** START OF Provided text **

But where? Various glitzy locales playing host to matches in the World Chess Championships, like Merano and—immortally, unforgettably—Bangkok.
And… Why?
Honestly, who knows? Strong’s efforts to zest the lemon of relevancy over this crazy cocktail aren’t exactly profound. (“These negotiations brought about the end of the Cold War,” says the Arbiter near the finale, catching us up on the talks between Reagan and Gorbachev. Then he gives the facial-expression equivalent of a dun-dun-DUN: “The first one, that is.”) But just as honestly: Who cares? For all the talk of SALT II and the Able Archer exercises—all the protestations that a single checkmate could cause nuclear armageddon—Chess is not a serious musical. Fine. Good, even! When the show is at its best, it hits levels of unironic ludicrousness that are more fun than most things on Broadway. Back in 1988 Frank Rich ripped Chess’s American premiere a new one: “The characters,” he wrote in the Times, “yell at one another to rock music.” Yes, they absolutely do. And I had a great time.
At the risk of sounding like an old fart, they don’t make musicals like they used to. That’s just a fact, often an exciting one — but every so often, a revival will bring the geist of its zeit blasting back with irresistible force. Especially when that time-ghost is much more prone than ours is to strutting and yearning and feeling all the feelings at eleven. The Mountain Goats’ John Darnielle has a theory that the average beats-per-minute of any era’s pop music corresponds to whatever the drug of the moment was. So if it feels like all of Chess is on coke, well, snort up, buttercup.
Storywise, we’ve got three prodigies trapped inside a big fat metaphor: While the volatile American genius Freddie Trumper (Tveit, and yes that’s really the character’s name, and yes, of course there’s a joke about it) and his second-and-lover, the “brilliant and beautiful” genius Florence Vassy (Michele), face off against the brooding Russian genius Anatoly Sergievsky (Christopher), they and their games and love affairs are also being manipulated by power players from both the U.S. and the Soviet Union — because apparently, between 1979 and 1983, the world’s narrow escapes from mutually assured destruction came down to backroom intrigue over openings and endgames. Wielding the human pawns, there’s Sergievsky’s coach Alexander Molokov (Bradley Dean), “who may or may not be KGB” (hmm), and the sardonic CIA agent Walter de Courcey (Sean Allan Krill), whose shelf of ice-blonde hair looks solid enough to support a hood ornament.
It doesn’t take long for Freddie—never a nice guy and, to be fair to him, also bipolar—to blow things up with both Florence and Anatoly. He’s the reigning world champion, but in 1979 he forfeits the championship game to Anatoly after the Russians successfully get into his head. To paraphrase the old joke, just because Freddie is paranoid doesn’t mean the Soviets don’t have his room bugged and Florence isn’t in love with Anatoly. She is, and soon the new lovers are off to the UK: Anatoly defects, Florence has a new champion, and Freddie announces his retirement from the game. If that sounds like the end of the plot, don’t worry — there’s a whole new one in Act Two when Anatoly’s estranged wife, Svetlana (Hannah Cruz), arrives on the scene, rising up through a trapdoor in down light and a skin-tight, blood-colored leather trench-dress like a Bond villainess.

** END OF Provided text **

Requirement A — Reproduce the rows from the one containing "List all visible" down to the one containing "y-tick-label: 0.1 <box>43 266 59 281</box>", both included, keeping each row identical to the original.

** START OF Record set **

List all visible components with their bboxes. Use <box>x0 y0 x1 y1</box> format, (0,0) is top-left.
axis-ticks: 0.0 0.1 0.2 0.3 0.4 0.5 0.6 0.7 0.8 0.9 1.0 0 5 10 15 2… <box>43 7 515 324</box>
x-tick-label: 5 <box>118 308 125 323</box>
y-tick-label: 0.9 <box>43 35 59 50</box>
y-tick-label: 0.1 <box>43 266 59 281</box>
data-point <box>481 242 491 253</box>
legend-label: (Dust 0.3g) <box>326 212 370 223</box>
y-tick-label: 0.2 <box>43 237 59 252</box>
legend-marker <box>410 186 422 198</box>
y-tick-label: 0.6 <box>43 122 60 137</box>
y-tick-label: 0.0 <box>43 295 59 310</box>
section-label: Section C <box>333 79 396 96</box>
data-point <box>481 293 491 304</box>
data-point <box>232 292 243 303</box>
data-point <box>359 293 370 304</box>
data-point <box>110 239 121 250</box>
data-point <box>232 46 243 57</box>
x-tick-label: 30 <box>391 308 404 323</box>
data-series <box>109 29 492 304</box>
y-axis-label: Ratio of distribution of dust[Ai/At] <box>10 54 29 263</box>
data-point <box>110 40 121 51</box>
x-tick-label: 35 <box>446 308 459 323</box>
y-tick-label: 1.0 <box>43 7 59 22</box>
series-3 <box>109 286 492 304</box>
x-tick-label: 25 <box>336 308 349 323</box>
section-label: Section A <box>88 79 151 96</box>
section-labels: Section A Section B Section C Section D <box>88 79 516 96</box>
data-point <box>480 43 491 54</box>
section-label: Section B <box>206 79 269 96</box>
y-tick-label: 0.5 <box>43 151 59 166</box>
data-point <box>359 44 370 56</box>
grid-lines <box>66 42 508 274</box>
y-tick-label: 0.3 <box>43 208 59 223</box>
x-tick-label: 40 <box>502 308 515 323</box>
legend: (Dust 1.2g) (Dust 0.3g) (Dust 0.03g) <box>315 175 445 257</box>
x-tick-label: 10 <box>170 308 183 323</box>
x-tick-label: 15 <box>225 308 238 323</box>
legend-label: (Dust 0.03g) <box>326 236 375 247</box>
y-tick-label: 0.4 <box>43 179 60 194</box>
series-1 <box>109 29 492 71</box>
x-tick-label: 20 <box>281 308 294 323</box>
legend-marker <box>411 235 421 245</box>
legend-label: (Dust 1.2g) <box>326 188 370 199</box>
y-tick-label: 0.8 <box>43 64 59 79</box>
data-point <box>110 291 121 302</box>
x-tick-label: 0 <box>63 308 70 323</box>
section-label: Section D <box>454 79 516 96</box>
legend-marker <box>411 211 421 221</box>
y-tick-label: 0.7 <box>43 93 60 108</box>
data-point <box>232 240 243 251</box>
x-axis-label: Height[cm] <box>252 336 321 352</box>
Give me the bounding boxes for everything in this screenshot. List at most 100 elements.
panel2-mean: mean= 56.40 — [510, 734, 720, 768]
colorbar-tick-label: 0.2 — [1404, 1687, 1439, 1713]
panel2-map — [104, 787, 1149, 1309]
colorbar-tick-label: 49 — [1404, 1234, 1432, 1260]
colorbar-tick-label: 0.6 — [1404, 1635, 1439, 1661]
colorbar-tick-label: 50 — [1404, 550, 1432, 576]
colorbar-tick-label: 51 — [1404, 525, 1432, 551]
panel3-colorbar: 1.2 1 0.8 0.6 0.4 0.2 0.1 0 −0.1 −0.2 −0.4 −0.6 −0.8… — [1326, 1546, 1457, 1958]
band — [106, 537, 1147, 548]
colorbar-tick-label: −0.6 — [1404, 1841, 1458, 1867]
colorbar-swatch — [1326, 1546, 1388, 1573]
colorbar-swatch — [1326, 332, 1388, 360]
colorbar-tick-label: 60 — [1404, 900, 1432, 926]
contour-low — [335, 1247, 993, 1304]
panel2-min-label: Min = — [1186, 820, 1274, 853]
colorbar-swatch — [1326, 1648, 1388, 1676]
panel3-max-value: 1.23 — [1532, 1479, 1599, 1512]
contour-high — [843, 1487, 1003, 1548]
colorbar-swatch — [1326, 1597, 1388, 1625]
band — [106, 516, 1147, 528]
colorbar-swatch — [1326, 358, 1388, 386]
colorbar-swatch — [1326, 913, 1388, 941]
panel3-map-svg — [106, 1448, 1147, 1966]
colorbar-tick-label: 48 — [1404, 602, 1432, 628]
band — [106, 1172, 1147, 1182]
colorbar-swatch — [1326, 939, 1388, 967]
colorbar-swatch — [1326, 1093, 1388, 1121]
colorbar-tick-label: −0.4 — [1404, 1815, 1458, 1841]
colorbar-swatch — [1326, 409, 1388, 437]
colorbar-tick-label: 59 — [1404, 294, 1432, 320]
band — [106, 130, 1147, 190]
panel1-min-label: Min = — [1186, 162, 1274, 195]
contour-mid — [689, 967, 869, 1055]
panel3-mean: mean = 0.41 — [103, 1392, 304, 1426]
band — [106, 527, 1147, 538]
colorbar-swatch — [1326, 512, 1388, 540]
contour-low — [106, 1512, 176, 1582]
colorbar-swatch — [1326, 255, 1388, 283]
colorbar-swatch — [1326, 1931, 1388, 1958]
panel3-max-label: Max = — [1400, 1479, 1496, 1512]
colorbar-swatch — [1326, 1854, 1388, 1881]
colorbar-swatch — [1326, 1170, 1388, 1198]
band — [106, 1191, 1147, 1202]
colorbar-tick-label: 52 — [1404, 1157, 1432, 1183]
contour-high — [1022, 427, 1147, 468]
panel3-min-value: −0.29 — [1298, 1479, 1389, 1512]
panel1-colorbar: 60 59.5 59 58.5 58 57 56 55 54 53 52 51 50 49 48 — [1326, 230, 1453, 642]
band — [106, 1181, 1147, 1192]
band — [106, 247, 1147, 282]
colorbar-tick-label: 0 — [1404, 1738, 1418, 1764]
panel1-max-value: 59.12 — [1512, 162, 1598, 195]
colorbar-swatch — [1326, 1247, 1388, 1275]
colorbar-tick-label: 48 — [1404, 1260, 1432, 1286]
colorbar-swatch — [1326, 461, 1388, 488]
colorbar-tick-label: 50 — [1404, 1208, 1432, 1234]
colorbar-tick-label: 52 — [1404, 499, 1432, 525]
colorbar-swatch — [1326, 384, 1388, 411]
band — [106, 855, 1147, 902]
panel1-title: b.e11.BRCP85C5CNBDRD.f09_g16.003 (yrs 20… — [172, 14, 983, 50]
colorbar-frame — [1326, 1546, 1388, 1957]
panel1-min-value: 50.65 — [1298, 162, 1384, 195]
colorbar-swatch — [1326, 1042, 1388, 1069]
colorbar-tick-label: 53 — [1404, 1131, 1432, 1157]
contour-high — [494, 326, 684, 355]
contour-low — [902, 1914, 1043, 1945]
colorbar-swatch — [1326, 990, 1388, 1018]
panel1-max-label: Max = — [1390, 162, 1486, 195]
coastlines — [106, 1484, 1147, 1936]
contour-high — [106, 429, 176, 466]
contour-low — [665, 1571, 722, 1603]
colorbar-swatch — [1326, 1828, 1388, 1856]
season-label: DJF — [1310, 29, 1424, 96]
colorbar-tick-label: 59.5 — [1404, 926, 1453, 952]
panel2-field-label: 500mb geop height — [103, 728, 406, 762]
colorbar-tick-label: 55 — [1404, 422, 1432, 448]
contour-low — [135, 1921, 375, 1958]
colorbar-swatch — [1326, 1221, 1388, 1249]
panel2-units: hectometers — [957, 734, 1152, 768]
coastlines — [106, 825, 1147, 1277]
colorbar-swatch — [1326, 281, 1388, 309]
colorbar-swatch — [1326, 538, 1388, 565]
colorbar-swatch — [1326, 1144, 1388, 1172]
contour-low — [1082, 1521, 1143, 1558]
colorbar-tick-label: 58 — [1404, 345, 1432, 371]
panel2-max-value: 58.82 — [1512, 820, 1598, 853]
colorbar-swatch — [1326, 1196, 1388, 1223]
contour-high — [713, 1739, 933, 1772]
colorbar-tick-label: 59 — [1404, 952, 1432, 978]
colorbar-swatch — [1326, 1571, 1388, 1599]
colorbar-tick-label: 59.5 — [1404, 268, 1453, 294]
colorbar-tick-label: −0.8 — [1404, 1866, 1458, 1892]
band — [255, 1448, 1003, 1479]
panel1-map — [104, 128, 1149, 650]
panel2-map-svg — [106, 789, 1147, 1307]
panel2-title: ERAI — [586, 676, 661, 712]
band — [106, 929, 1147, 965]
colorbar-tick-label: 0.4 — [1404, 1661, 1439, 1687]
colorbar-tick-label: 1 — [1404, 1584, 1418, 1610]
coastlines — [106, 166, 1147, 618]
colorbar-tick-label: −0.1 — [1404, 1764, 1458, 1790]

** END OF Record set **
** START OF Record set **

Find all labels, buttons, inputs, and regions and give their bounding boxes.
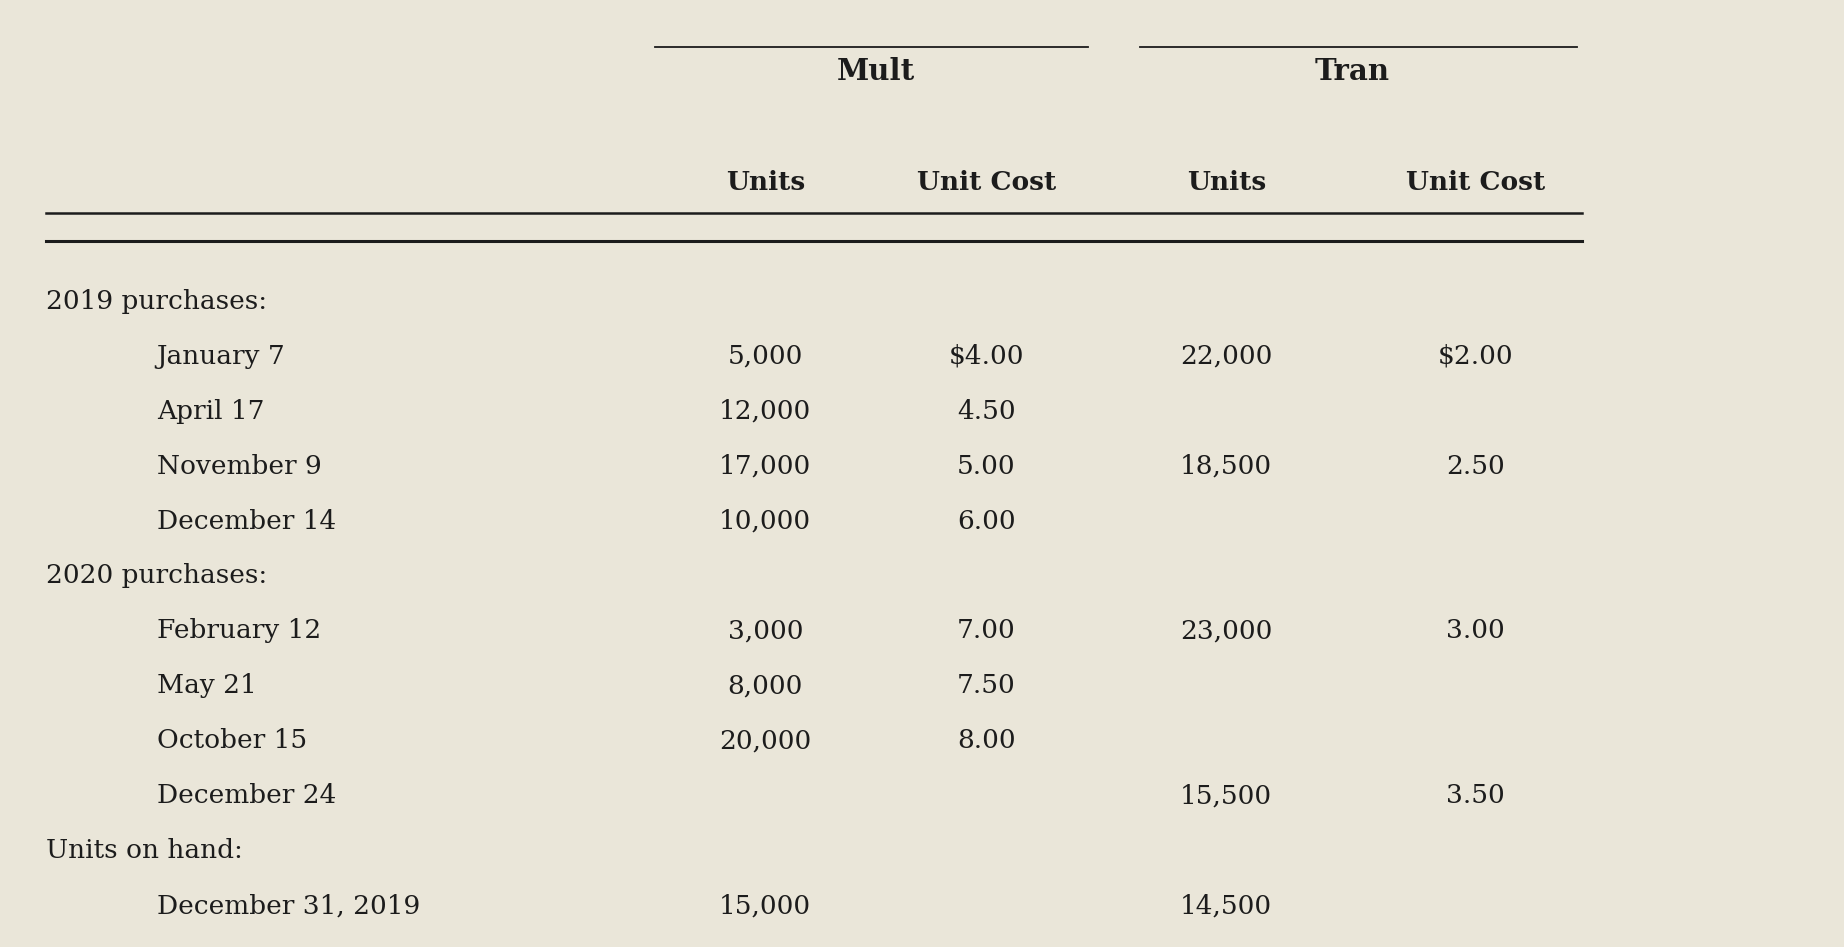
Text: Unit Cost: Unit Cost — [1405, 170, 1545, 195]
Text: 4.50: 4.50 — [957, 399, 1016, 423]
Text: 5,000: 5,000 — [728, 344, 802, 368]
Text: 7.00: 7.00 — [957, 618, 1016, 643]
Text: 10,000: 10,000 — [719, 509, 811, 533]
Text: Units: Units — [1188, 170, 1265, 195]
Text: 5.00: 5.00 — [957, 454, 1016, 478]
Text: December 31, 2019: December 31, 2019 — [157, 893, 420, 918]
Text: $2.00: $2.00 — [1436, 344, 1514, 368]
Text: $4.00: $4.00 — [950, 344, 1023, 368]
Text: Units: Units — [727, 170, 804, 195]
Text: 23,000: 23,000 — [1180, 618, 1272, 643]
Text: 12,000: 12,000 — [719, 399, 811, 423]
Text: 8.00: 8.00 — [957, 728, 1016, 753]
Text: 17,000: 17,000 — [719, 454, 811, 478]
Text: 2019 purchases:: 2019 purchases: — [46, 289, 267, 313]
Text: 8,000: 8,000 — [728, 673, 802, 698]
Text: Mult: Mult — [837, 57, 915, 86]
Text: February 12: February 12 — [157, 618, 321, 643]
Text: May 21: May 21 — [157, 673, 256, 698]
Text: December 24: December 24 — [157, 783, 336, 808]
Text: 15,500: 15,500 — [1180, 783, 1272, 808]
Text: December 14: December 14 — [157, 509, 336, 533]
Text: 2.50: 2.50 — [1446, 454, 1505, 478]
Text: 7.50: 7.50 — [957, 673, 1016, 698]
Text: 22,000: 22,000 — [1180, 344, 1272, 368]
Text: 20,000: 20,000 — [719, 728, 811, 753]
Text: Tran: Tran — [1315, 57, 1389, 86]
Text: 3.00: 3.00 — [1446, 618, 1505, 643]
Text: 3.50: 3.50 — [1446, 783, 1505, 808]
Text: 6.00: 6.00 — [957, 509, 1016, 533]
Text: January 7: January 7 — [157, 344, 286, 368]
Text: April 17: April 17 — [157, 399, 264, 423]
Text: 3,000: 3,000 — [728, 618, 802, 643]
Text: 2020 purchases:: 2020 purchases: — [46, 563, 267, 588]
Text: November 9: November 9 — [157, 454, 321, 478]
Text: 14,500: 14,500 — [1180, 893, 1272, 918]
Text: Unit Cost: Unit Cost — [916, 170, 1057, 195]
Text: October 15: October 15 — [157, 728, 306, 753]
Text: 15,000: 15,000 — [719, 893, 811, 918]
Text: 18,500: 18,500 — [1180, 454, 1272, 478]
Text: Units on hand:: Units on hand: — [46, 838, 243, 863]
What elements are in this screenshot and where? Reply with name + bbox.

** END OF Record set **

Requirement B — List every performer's name that appears in parentheses in the Chess review.

Right answer A —
List all visible components with their bboxes. Use <box>x0 y0 x1 y1</box> format, (0,0) is top-left.
axis-ticks: 0.0 0.1 0.2 0.3 0.4 0.5 0.6 0.7 0.8 0.9 1.0 0 5 10 15 2… <box>43 7 515 324</box>
x-tick-label: 5 <box>118 308 125 323</box>
y-tick-label: 0.9 <box>43 35 59 50</box>
y-tick-label: 0.1 <box>43 266 59 281</box>

Right answer B — Tveit, Michele, Christopher, Bradley Dean, Sean Allan Krill, Hannah Cruz